Exercise ::
Below is a listing; reproduce each line of it exactly.

[Begin Entries shown]

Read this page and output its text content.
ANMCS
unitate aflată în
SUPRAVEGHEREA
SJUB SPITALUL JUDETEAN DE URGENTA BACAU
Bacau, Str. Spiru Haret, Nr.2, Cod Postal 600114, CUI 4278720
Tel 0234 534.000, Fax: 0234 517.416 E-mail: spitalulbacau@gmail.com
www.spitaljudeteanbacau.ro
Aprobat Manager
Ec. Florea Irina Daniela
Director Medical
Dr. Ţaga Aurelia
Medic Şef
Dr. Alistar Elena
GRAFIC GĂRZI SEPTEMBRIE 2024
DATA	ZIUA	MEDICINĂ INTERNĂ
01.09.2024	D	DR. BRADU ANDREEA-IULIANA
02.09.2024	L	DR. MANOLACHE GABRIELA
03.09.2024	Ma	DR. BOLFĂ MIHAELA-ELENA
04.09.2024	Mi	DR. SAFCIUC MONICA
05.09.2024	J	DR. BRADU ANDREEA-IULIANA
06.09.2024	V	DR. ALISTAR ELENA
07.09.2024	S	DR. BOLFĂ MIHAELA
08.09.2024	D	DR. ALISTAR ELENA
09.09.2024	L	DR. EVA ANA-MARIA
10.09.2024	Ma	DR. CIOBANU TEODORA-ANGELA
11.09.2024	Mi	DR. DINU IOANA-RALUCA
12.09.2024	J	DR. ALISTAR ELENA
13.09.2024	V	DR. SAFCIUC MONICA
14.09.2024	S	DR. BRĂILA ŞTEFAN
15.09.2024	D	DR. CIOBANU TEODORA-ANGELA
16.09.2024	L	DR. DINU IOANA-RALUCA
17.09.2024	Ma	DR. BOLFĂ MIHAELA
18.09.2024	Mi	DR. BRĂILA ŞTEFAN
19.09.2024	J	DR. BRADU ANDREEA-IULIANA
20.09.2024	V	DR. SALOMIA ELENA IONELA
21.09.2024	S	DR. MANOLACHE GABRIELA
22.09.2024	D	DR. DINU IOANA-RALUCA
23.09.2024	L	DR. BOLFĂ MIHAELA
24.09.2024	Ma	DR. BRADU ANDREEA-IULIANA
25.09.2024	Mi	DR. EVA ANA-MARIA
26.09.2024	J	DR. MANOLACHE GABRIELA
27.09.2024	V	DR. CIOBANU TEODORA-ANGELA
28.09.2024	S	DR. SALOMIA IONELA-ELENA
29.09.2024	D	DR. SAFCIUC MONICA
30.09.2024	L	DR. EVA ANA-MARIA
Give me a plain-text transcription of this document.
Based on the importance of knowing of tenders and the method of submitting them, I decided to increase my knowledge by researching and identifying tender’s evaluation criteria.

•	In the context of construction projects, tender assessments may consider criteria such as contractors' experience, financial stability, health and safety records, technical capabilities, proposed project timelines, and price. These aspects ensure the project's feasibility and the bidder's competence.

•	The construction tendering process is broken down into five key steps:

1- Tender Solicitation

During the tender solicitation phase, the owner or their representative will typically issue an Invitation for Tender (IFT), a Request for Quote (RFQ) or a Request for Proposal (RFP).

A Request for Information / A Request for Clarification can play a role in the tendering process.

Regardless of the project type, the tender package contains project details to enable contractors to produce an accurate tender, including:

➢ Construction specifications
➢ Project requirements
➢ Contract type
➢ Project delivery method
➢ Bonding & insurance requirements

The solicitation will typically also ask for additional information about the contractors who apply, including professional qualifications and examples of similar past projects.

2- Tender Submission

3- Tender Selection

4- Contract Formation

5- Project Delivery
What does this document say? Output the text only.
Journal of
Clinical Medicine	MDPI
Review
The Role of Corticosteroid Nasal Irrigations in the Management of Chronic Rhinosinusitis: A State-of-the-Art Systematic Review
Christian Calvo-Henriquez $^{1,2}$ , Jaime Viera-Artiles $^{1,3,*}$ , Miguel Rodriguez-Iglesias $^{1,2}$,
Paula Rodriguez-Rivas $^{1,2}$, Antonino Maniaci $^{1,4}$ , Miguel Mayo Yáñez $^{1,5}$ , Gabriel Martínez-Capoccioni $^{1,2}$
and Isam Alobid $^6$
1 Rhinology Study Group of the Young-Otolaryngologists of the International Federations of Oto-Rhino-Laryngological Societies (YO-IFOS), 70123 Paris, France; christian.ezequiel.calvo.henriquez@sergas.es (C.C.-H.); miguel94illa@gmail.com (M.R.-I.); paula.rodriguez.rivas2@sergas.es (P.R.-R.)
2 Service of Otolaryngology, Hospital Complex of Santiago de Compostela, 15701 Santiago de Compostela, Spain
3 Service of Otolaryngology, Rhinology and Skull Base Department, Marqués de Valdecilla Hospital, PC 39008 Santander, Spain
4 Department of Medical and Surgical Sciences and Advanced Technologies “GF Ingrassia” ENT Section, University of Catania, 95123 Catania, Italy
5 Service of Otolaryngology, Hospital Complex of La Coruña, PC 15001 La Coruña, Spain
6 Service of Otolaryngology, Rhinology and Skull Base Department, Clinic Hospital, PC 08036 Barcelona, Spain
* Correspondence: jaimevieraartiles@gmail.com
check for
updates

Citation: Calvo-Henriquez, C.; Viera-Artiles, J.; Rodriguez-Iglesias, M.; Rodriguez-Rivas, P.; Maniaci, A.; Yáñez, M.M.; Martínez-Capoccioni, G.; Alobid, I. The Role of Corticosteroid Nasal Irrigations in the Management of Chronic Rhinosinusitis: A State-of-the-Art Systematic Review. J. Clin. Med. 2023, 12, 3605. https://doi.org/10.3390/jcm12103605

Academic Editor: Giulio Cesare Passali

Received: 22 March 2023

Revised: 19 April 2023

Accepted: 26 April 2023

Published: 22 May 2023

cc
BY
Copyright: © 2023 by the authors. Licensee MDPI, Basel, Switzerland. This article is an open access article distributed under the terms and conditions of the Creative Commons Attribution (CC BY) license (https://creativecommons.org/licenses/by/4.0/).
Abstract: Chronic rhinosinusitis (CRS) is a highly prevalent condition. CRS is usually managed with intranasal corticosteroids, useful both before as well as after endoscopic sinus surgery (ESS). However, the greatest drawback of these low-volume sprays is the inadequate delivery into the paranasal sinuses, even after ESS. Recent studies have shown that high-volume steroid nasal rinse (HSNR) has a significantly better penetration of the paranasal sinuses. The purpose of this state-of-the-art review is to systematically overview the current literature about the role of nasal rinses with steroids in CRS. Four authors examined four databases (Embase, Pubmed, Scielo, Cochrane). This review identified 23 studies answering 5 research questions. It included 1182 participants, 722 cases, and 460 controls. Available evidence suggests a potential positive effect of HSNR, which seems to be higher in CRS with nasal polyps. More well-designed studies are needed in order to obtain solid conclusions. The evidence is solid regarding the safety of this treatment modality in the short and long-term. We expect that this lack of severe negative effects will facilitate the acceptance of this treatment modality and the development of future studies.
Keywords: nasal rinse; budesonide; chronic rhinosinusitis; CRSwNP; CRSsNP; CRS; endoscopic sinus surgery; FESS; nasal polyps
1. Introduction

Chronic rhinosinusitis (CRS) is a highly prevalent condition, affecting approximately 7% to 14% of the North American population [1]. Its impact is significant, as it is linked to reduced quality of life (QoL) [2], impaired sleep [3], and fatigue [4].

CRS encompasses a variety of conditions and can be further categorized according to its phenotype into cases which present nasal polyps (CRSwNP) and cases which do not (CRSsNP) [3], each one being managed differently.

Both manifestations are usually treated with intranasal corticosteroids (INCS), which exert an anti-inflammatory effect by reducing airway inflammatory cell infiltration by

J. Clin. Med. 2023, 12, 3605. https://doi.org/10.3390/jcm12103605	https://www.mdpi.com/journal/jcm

[End Entries shown]

Result of this task ::
Read this page and output its text content.
ANMCS
unitate aflată în
SUPRAVEGHEREA
SJUB SPITALUL JUDETEAN DE URGENTA BACAU
Bacau, Str. Spiru Haret, Nr.2, Cod Postal 600114, CUI 4278720
Tel 0234 534.000, Fax: 0234 517.416 E-mail: spitalulbacau@gmail.com
www.spitaljudeteanbacau.ro
Aprobat Manager
Ec. Florea Irina Daniela
Director Medical
Dr. Ţaga Aurelia
Medic Şef
Dr. Alistar Elena
GRAFIC GĂRZI SEPTEMBRIE 2024
DATA	ZIUA	MEDICINĂ INTERNĂ
01.09.2024	D	DR. BRADU ANDREEA-IULIANA
02.09.2024	L	DR. MANOLACHE GABRIELA
03.09.2024	Ma	DR. BOLFĂ MIHAELA-ELENA
04.09.2024	Mi	DR. SAFCIUC MONICA
05.09.2024	J	DR. BRADU ANDREEA-IULIANA
06.09.2024	V	DR. ALISTAR ELENA
07.09.2024	S	DR. BOLFĂ MIHAELA
08.09.2024	D	DR. ALISTAR ELENA
09.09.2024	L	DR. EVA ANA-MARIA
10.09.2024	Ma	DR. CIOBANU TEODORA-ANGELA
11.09.2024	Mi	DR. DINU IOANA-RALUCA
12.09.2024	J	DR. ALISTAR ELENA
13.09.2024	V	DR. SAFCIUC MONICA
14.09.2024	S	DR. BRĂILA ŞTEFAN
15.09.2024	D	DR. CIOBANU TEODORA-ANGELA
16.09.2024	L	DR. DINU IOANA-RALUCA
17.09.2024	Ma	DR. BOLFĂ MIHAELA
18.09.2024	Mi	DR. BRĂILA ŞTEFAN
19.09.2024	J	DR. BRADU ANDREEA-IULIANA
20.09.2024	V	DR. SALOMIA ELENA IONELA
21.09.2024	S	DR. MANOLACHE GABRIELA
22.09.2024	D	DR. DINU IOANA-RALUCA
23.09.2024	L	DR. BOLFĂ MIHAELA
24.09.2024	Ma	DR. BRADU ANDREEA-IULIANA
25.09.2024	Mi	DR. EVA ANA-MARIA
26.09.2024	J	DR. MANOLACHE GABRIELA
27.09.2024	V	DR. CIOBANU TEODORA-ANGELA
28.09.2024	S	DR. SALOMIA IONELA-ELENA
29.09.2024	D	DR. SAFCIUC MONICA
30.09.2024	L	DR. EVA ANA-MARIA
Give me a plain-text transcription of this document.
Based on the importance of knowing of tenders and the method of submitting them, I decided to increase my knowledge by researching and identifying tender’s evaluation criteria.

•	In the context of construction projects, tender assessments may consider criteria such as contractors' experience, financial stability, health and safety records, technical capabilities, proposed project timelines, and price. These aspects ensure the project's feasibility and the bidder's competence.

•	The construction tendering process is broken down into five key steps:

1- Tender Solicitation

During the tender solicitation phase, the owner or their representative will typically issue an Invitation for Tender (IFT), a Request for Quote (RFQ) or a Request for Proposal (RFP).

A Request for Information / A Request for Clarification can play a role in the tendering process.

Regardless of the project type, the tender package contains project details to enable contractors to produce an accurate tender, including:

➢ Construction specifications
➢ Project requirements
➢ Contract type
➢ Project delivery method
➢ Bonding & insurance requirements

The solicitation will typically also ask for additional information about the contractors who apply, including professional qualifications and examples of similar past projects.

2- Tender Submission

3- Tender Selection

4- Contract Formation

5- Project Delivery
What does this document say? Output the text only.
Journal of
Clinical Medicine	MDPI
Review
The Role of Corticosteroid Nasal Irrigations in the Management of Chronic Rhinosinusitis: A State-of-the-Art Systematic Review
Christian Calvo-Henriquez $^{1,2}$ , Jaime Viera-Artiles $^{1,3,*}$ , Miguel Rodriguez-Iglesias $^{1,2}$,
Paula Rodriguez-Rivas $^{1,2}$, Antonino Maniaci $^{1,4}$ , Miguel Mayo Yáñez $^{1,5}$ , Gabriel Martínez-Capoccioni $^{1,2}$
and Isam Alobid $^6$
1 Rhinology Study Group of the Young-Otolaryngologists of the International Federations of Oto-Rhino-Laryngological Societies (YO-IFOS), 70123 Paris, France; christian.ezequiel.calvo.henriquez@sergas.es (C.C.-H.); miguel94illa@gmail.com (M.R.-I.); paula.rodriguez.rivas2@sergas.es (P.R.-R.)
2 Service of Otolaryngology, Hospital Complex of Santiago de Compostela, 15701 Santiago de Compostela, Spain
3 Service of Otolaryngology, Rhinology and Skull Base Department, Marqués de Valdecilla Hospital, PC 39008 Santander, Spain
4 Department of Medical and Surgical Sciences and Advanced Technologies “GF Ingrassia” ENT Section, University of Catania, 95123 Catania, Italy
5 Service of Otolaryngology, Hospital Complex of La Coruña, PC 15001 La Coruña, Spain
6 Service of Otolaryngology, Rhinology and Skull Base Department, Clinic Hospital, PC 08036 Barcelona, Spain
* Correspondence: jaimevieraartiles@gmail.com
check for
updates

Citation: Calvo-Henriquez, C.; Viera-Artiles, J.; Rodriguez-Iglesias, M.; Rodriguez-Rivas, P.; Maniaci, A.; Yáñez, M.M.; Martínez-Capoccioni, G.; Alobid, I. The Role of Corticosteroid Nasal Irrigations in the Management of Chronic Rhinosinusitis: A State-of-the-Art Systematic Review. J. Clin. Med. 2023, 12, 3605. https://doi.org/10.3390/jcm12103605

Academic Editor: Giulio Cesare Passali

Received: 22 March 2023

Revised: 19 April 2023

Accepted: 26 April 2023

Published: 22 May 2023

cc
BY
Copyright: © 2023 by the authors. Licensee MDPI, Basel, Switzerland. This article is an open access article distributed under the terms and conditions of the Creative Commons Attribution (CC BY) license (https://creativecommons.org/licenses/by/4.0/).
Abstract: Chronic rhinosinusitis (CRS) is a highly prevalent condition. CRS is usually managed with intranasal corticosteroids, useful both before as well as after endoscopic sinus surgery (ESS). However, the greatest drawback of these low-volume sprays is the inadequate delivery into the paranasal sinuses, even after ESS. Recent studies have shown that high-volume steroid nasal rinse (HSNR) has a significantly better penetration of the paranasal sinuses. The purpose of this state-of-the-art review is to systematically overview the current literature about the role of nasal rinses with steroids in CRS. Four authors examined four databases (Embase, Pubmed, Scielo, Cochrane). This review identified 23 studies answering 5 research questions. It included 1182 participants, 722 cases, and 460 controls. Available evidence suggests a potential positive effect of HSNR, which seems to be higher in CRS with nasal polyps. More well-designed studies are needed in order to obtain solid conclusions. The evidence is solid regarding the safety of this treatment modality in the short and long-term. We expect that this lack of severe negative effects will facilitate the acceptance of this treatment modality and the development of future studies.
Keywords: nasal rinse; budesonide; chronic rhinosinusitis; CRSwNP; CRSsNP; CRS; endoscopic sinus surgery; FESS; nasal polyps
1. Introduction

Chronic rhinosinusitis (CRS) is a highly prevalent condition, affecting approximately 7% to 14% of the North American population [1]. Its impact is significant, as it is linked to reduced quality of life (QoL) [2], impaired sleep [3], and fatigue [4].

CRS encompasses a variety of conditions and can be further categorized according to its phenotype into cases which present nasal polyps (CRSwNP) and cases which do not (CRSsNP) [3], each one being managed differently.

Both manifestations are usually treated with intranasal corticosteroids (INCS), which exert an anti-inflammatory effect by reducing airway inflammatory cell infiltration by

J. Clin. Med. 2023, 12, 3605. https://doi.org/10.3390/jcm12103605	https://www.mdpi.com/journal/jcm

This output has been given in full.